Recorded data:
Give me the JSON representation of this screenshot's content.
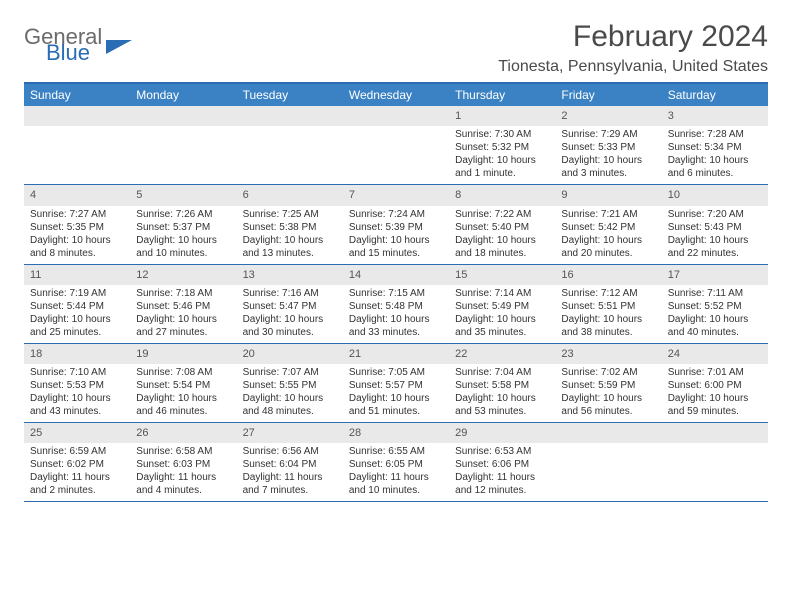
{
  "logo": {
    "general": "General",
    "blue": "Blue"
  },
  "title": "February 2024",
  "location": "Tionesta, Pennsylvania, United States",
  "colors": {
    "header_bar": "#3b82c4",
    "accent": "#2a6db5",
    "daynum_bg": "#e9e9e9",
    "text": "#333333",
    "title_text": "#4a4a4a"
  },
  "weekdays": [
    "Sunday",
    "Monday",
    "Tuesday",
    "Wednesday",
    "Thursday",
    "Friday",
    "Saturday"
  ],
  "weeks": [
    [
      null,
      null,
      null,
      null,
      {
        "n": "1",
        "sr": "Sunrise: 7:30 AM",
        "ss": "Sunset: 5:32 PM",
        "dl": "Daylight: 10 hours and 1 minute."
      },
      {
        "n": "2",
        "sr": "Sunrise: 7:29 AM",
        "ss": "Sunset: 5:33 PM",
        "dl": "Daylight: 10 hours and 3 minutes."
      },
      {
        "n": "3",
        "sr": "Sunrise: 7:28 AM",
        "ss": "Sunset: 5:34 PM",
        "dl": "Daylight: 10 hours and 6 minutes."
      }
    ],
    [
      {
        "n": "4",
        "sr": "Sunrise: 7:27 AM",
        "ss": "Sunset: 5:35 PM",
        "dl": "Daylight: 10 hours and 8 minutes."
      },
      {
        "n": "5",
        "sr": "Sunrise: 7:26 AM",
        "ss": "Sunset: 5:37 PM",
        "dl": "Daylight: 10 hours and 10 minutes."
      },
      {
        "n": "6",
        "sr": "Sunrise: 7:25 AM",
        "ss": "Sunset: 5:38 PM",
        "dl": "Daylight: 10 hours and 13 minutes."
      },
      {
        "n": "7",
        "sr": "Sunrise: 7:24 AM",
        "ss": "Sunset: 5:39 PM",
        "dl": "Daylight: 10 hours and 15 minutes."
      },
      {
        "n": "8",
        "sr": "Sunrise: 7:22 AM",
        "ss": "Sunset: 5:40 PM",
        "dl": "Daylight: 10 hours and 18 minutes."
      },
      {
        "n": "9",
        "sr": "Sunrise: 7:21 AM",
        "ss": "Sunset: 5:42 PM",
        "dl": "Daylight: 10 hours and 20 minutes."
      },
      {
        "n": "10",
        "sr": "Sunrise: 7:20 AM",
        "ss": "Sunset: 5:43 PM",
        "dl": "Daylight: 10 hours and 22 minutes."
      }
    ],
    [
      {
        "n": "11",
        "sr": "Sunrise: 7:19 AM",
        "ss": "Sunset: 5:44 PM",
        "dl": "Daylight: 10 hours and 25 minutes."
      },
      {
        "n": "12",
        "sr": "Sunrise: 7:18 AM",
        "ss": "Sunset: 5:46 PM",
        "dl": "Daylight: 10 hours and 27 minutes."
      },
      {
        "n": "13",
        "sr": "Sunrise: 7:16 AM",
        "ss": "Sunset: 5:47 PM",
        "dl": "Daylight: 10 hours and 30 minutes."
      },
      {
        "n": "14",
        "sr": "Sunrise: 7:15 AM",
        "ss": "Sunset: 5:48 PM",
        "dl": "Daylight: 10 hours and 33 minutes."
      },
      {
        "n": "15",
        "sr": "Sunrise: 7:14 AM",
        "ss": "Sunset: 5:49 PM",
        "dl": "Daylight: 10 hours and 35 minutes."
      },
      {
        "n": "16",
        "sr": "Sunrise: 7:12 AM",
        "ss": "Sunset: 5:51 PM",
        "dl": "Daylight: 10 hours and 38 minutes."
      },
      {
        "n": "17",
        "sr": "Sunrise: 7:11 AM",
        "ss": "Sunset: 5:52 PM",
        "dl": "Daylight: 10 hours and 40 minutes."
      }
    ],
    [
      {
        "n": "18",
        "sr": "Sunrise: 7:10 AM",
        "ss": "Sunset: 5:53 PM",
        "dl": "Daylight: 10 hours and 43 minutes."
      },
      {
        "n": "19",
        "sr": "Sunrise: 7:08 AM",
        "ss": "Sunset: 5:54 PM",
        "dl": "Daylight: 10 hours and 46 minutes."
      },
      {
        "n": "20",
        "sr": "Sunrise: 7:07 AM",
        "ss": "Sunset: 5:55 PM",
        "dl": "Daylight: 10 hours and 48 minutes."
      },
      {
        "n": "21",
        "sr": "Sunrise: 7:05 AM",
        "ss": "Sunset: 5:57 PM",
        "dl": "Daylight: 10 hours and 51 minutes."
      },
      {
        "n": "22",
        "sr": "Sunrise: 7:04 AM",
        "ss": "Sunset: 5:58 PM",
        "dl": "Daylight: 10 hours and 53 minutes."
      },
      {
        "n": "23",
        "sr": "Sunrise: 7:02 AM",
        "ss": "Sunset: 5:59 PM",
        "dl": "Daylight: 10 hours and 56 minutes."
      },
      {
        "n": "24",
        "sr": "Sunrise: 7:01 AM",
        "ss": "Sunset: 6:00 PM",
        "dl": "Daylight: 10 hours and 59 minutes."
      }
    ],
    [
      {
        "n": "25",
        "sr": "Sunrise: 6:59 AM",
        "ss": "Sunset: 6:02 PM",
        "dl": "Daylight: 11 hours and 2 minutes."
      },
      {
        "n": "26",
        "sr": "Sunrise: 6:58 AM",
        "ss": "Sunset: 6:03 PM",
        "dl": "Daylight: 11 hours and 4 minutes."
      },
      {
        "n": "27",
        "sr": "Sunrise: 6:56 AM",
        "ss": "Sunset: 6:04 PM",
        "dl": "Daylight: 11 hours and 7 minutes."
      },
      {
        "n": "28",
        "sr": "Sunrise: 6:55 AM",
        "ss": "Sunset: 6:05 PM",
        "dl": "Daylight: 11 hours and 10 minutes."
      },
      {
        "n": "29",
        "sr": "Sunrise: 6:53 AM",
        "ss": "Sunset: 6:06 PM",
        "dl": "Daylight: 11 hours and 12 minutes."
      },
      null,
      null
    ]
  ]
}
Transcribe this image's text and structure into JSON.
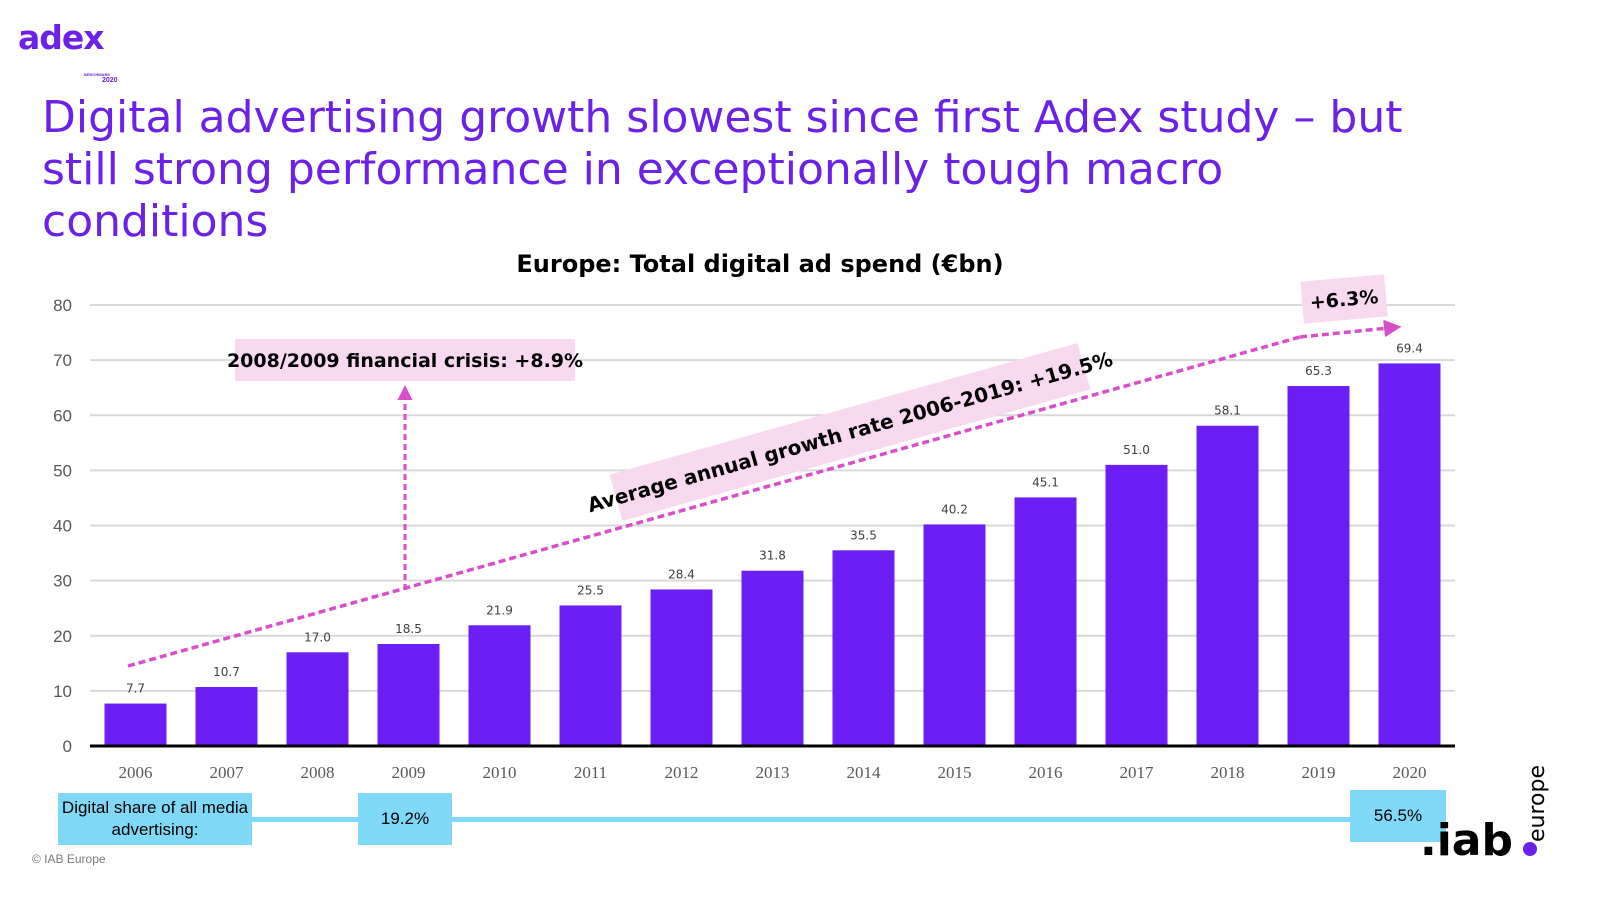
{
  "brand": {
    "logo_word": "adex",
    "logo_sub1": "BENCHMARK",
    "logo_sub2": "2020",
    "footer_logo": "iab.europe"
  },
  "headline": "Digital advertising growth slowest since first Adex study – but still strong performance in exceptionally tough macro conditions",
  "chart_data": {
    "type": "bar",
    "title": "Europe: Total digital ad spend (€bn)",
    "categories": [
      "2006",
      "2007",
      "2008",
      "2009",
      "2010",
      "2011",
      "2012",
      "2013",
      "2014",
      "2015",
      "2016",
      "2017",
      "2018",
      "2019",
      "2020"
    ],
    "values": [
      7.7,
      10.7,
      17.0,
      18.5,
      21.9,
      25.5,
      28.4,
      31.8,
      35.5,
      40.2,
      45.1,
      51.0,
      58.1,
      65.3,
      69.4
    ],
    "value_labels": [
      "7.7",
      "10.7",
      "17.0",
      "18.5",
      "21.9",
      "25.5",
      "28.4",
      "31.8",
      "35.5",
      "40.2",
      "45.1",
      "51.0",
      "58.1",
      "65.3",
      "69.4"
    ],
    "ylim": [
      0,
      80
    ],
    "yticks": [
      0,
      10,
      20,
      30,
      40,
      50,
      60,
      70,
      80
    ],
    "grid": true,
    "bar_color": "#6b1ff5",
    "annotations": {
      "crisis": "2008/2009 financial crisis: +8.9%",
      "trend": "Average annual growth rate 2006-2019: +19.5%",
      "last_year": "+6.3%"
    },
    "accent_colors": {
      "annotation_fill": "#f8d9f0",
      "arrow": "#d84fc8"
    }
  },
  "digital_share": {
    "label": "Digital share of all media advertising:",
    "value_2009": "19.2%",
    "value_2020": "56.5%"
  },
  "copyright": "© IAB Europe"
}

• [Task]
Transcribe the material as is, with images omitted.

• [Result for this exercise]
Give me the JSON representation of this screenshot's content.
{
  "logo": {
    "general": "General",
    "blue": "Blue"
  },
  "title": "February 2024",
  "location": "Tionesta, Pennsylvania, United States",
  "colors": {
    "header_bar": "#3b82c4",
    "accent": "#2a6db5",
    "daynum_bg": "#e9e9e9",
    "text": "#333333",
    "title_text": "#4a4a4a"
  },
  "weekdays": [
    "Sunday",
    "Monday",
    "Tuesday",
    "Wednesday",
    "Thursday",
    "Friday",
    "Saturday"
  ],
  "weeks": [
    [
      null,
      null,
      null,
      null,
      {
        "n": "1",
        "sr": "Sunrise: 7:30 AM",
        "ss": "Sunset: 5:32 PM",
        "dl": "Daylight: 10 hours and 1 minute."
      },
      {
        "n": "2",
        "sr": "Sunrise: 7:29 AM",
        "ss": "Sunset: 5:33 PM",
        "dl": "Daylight: 10 hours and 3 minutes."
      },
      {
        "n": "3",
        "sr": "Sunrise: 7:28 AM",
        "ss": "Sunset: 5:34 PM",
        "dl": "Daylight: 10 hours and 6 minutes."
      }
    ],
    [
      {
        "n": "4",
        "sr": "Sunrise: 7:27 AM",
        "ss": "Sunset: 5:35 PM",
        "dl": "Daylight: 10 hours and 8 minutes."
      },
      {
        "n": "5",
        "sr": "Sunrise: 7:26 AM",
        "ss": "Sunset: 5:37 PM",
        "dl": "Daylight: 10 hours and 10 minutes."
      },
      {
        "n": "6",
        "sr": "Sunrise: 7:25 AM",
        "ss": "Sunset: 5:38 PM",
        "dl": "Daylight: 10 hours and 13 minutes."
      },
      {
        "n": "7",
        "sr": "Sunrise: 7:24 AM",
        "ss": "Sunset: 5:39 PM",
        "dl": "Daylight: 10 hours and 15 minutes."
      },
      {
        "n": "8",
        "sr": "Sunrise: 7:22 AM",
        "ss": "Sunset: 5:40 PM",
        "dl": "Daylight: 10 hours and 18 minutes."
      },
      {
        "n": "9",
        "sr": "Sunrise: 7:21 AM",
        "ss": "Sunset: 5:42 PM",
        "dl": "Daylight: 10 hours and 20 minutes."
      },
      {
        "n": "10",
        "sr": "Sunrise: 7:20 AM",
        "ss": "Sunset: 5:43 PM",
        "dl": "Daylight: 10 hours and 22 minutes."
      }
    ],
    [
      {
        "n": "11",
        "sr": "Sunrise: 7:19 AM",
        "ss": "Sunset: 5:44 PM",
        "dl": "Daylight: 10 hours and 25 minutes."
      },
      {
        "n": "12",
        "sr": "Sunrise: 7:18 AM",
        "ss": "Sunset: 5:46 PM",
        "dl": "Daylight: 10 hours and 27 minutes."
      },
      {
        "n": "13",
        "sr": "Sunrise: 7:16 AM",
        "ss": "Sunset: 5:47 PM",
        "dl": "Daylight: 10 hours and 30 minutes."
      },
      {
        "n": "14",
        "sr": "Sunrise: 7:15 AM",
        "ss": "Sunset: 5:48 PM",
        "dl": "Daylight: 10 hours and 33 minutes."
      },
      {
        "n": "15",
        "sr": "Sunrise: 7:14 AM",
        "ss": "Sunset: 5:49 PM",
        "dl": "Daylight: 10 hours and 35 minutes."
      },
      {
        "n": "16",
        "sr": "Sunrise: 7:12 AM",
        "ss": "Sunset: 5:51 PM",
        "dl": "Daylight: 10 hours and 38 minutes."
      },
      {
        "n": "17",
        "sr": "Sunrise: 7:11 AM",
        "ss": "Sunset: 5:52 PM",
        "dl": "Daylight: 10 hours and 40 minutes."
      }
    ],
    [
      {
        "n": "18",
        "sr": "Sunrise: 7:10 AM",
        "ss": "Sunset: 5:53 PM",
        "dl": "Daylight: 10 hours and 43 minutes."
      },
      {
        "n": "19",
        "sr": "Sunrise: 7:08 AM",
        "ss": "Sunset: 5:54 PM",
        "dl": "Daylight: 10 hours and 46 minutes."
      },
      {
        "n": "20",
        "sr": "Sunrise: 7:07 AM",
        "ss": "Sunset: 5:55 PM",
        "dl": "Daylight: 10 hours and 48 minutes."
      },
      {
        "n": "21",
        "sr": "Sunrise: 7:05 AM",
        "ss": "Sunset: 5:57 PM",
        "dl": "Daylight: 10 hours and 51 minutes."
      },
      {
        "n": "22",
        "sr": "Sunrise: 7:04 AM",
        "ss": "Sunset: 5:58 PM",
        "dl": "Daylight: 10 hours and 53 minutes."
      },
      {
        "n": "23",
        "sr": "Sunrise: 7:02 AM",
        "ss": "Sunset: 5:59 PM",
        "dl": "Daylight: 10 hours and 56 minutes."
      },
      {
        "n": "24",
        "sr": "Sunrise: 7:01 AM",
        "ss": "Sunset: 6:00 PM",
        "dl": "Daylight: 10 hours and 59 minutes."
      }
    ],
    [
      {
        "n": "25",
        "sr": "Sunrise: 6:59 AM",
        "ss": "Sunset: 6:02 PM",
        "dl": "Daylight: 11 hours and 2 minutes."
      },
      {
        "n": "26",
        "sr": "Sunrise: 6:58 AM",
        "ss": "Sunset: 6:03 PM",
        "dl": "Daylight: 11 hours and 4 minutes."
      },
      {
        "n": "27",
        "sr": "Sunrise: 6:56 AM",
        "ss": "Sunset: 6:04 PM",
        "dl": "Daylight: 11 hours and 7 minutes."
      },
      {
        "n": "28",
        "sr": "Sunrise: 6:55 AM",
        "ss": "Sunset: 6:05 PM",
        "dl": "Daylight: 11 hours and 10 minutes."
      },
      {
        "n": "29",
        "sr": "Sunrise: 6:53 AM",
        "ss": "Sunset: 6:06 PM",
        "dl": "Daylight: 11 hours and 12 minutes."
      },
      null,
      null
    ]
  ]
}
Transcribe this image's text and structure into JSON.
{
  "brand": {
    "logo_word": "adex",
    "logo_sub1": "BENCHMARK",
    "logo_sub2": "2020",
    "footer_logo": "iab.europe"
  },
  "headline": "Digital advertising growth slowest since first Adex study – but still strong performance in exceptionally tough macro conditions",
  "chart_data": {
    "type": "bar",
    "title": "Europe: Total digital ad spend (€bn)",
    "categories": [
      "2006",
      "2007",
      "2008",
      "2009",
      "2010",
      "2011",
      "2012",
      "2013",
      "2014",
      "2015",
      "2016",
      "2017",
      "2018",
      "2019",
      "2020"
    ],
    "values": [
      7.7,
      10.7,
      17.0,
      18.5,
      21.9,
      25.5,
      28.4,
      31.8,
      35.5,
      40.2,
      45.1,
      51.0,
      58.1,
      65.3,
      69.4
    ],
    "value_labels": [
      "7.7",
      "10.7",
      "17.0",
      "18.5",
      "21.9",
      "25.5",
      "28.4",
      "31.8",
      "35.5",
      "40.2",
      "45.1",
      "51.0",
      "58.1",
      "65.3",
      "69.4"
    ],
    "ylim": [
      0,
      80
    ],
    "yticks": [
      0,
      10,
      20,
      30,
      40,
      50,
      60,
      70,
      80
    ],
    "grid": true,
    "bar_color": "#6b1ff5",
    "annotations": {
      "crisis": "2008/2009 financial crisis: +8.9%",
      "trend": "Average annual growth rate 2006-2019: +19.5%",
      "last_year": "+6.3%"
    },
    "accent_colors": {
      "annotation_fill": "#f8d9f0",
      "arrow": "#d84fc8"
    }
  },
  "digital_share": {
    "label": "Digital share of all media advertising:",
    "value_2009": "19.2%",
    "value_2020": "56.5%"
  },
  "copyright": "© IAB Europe"
}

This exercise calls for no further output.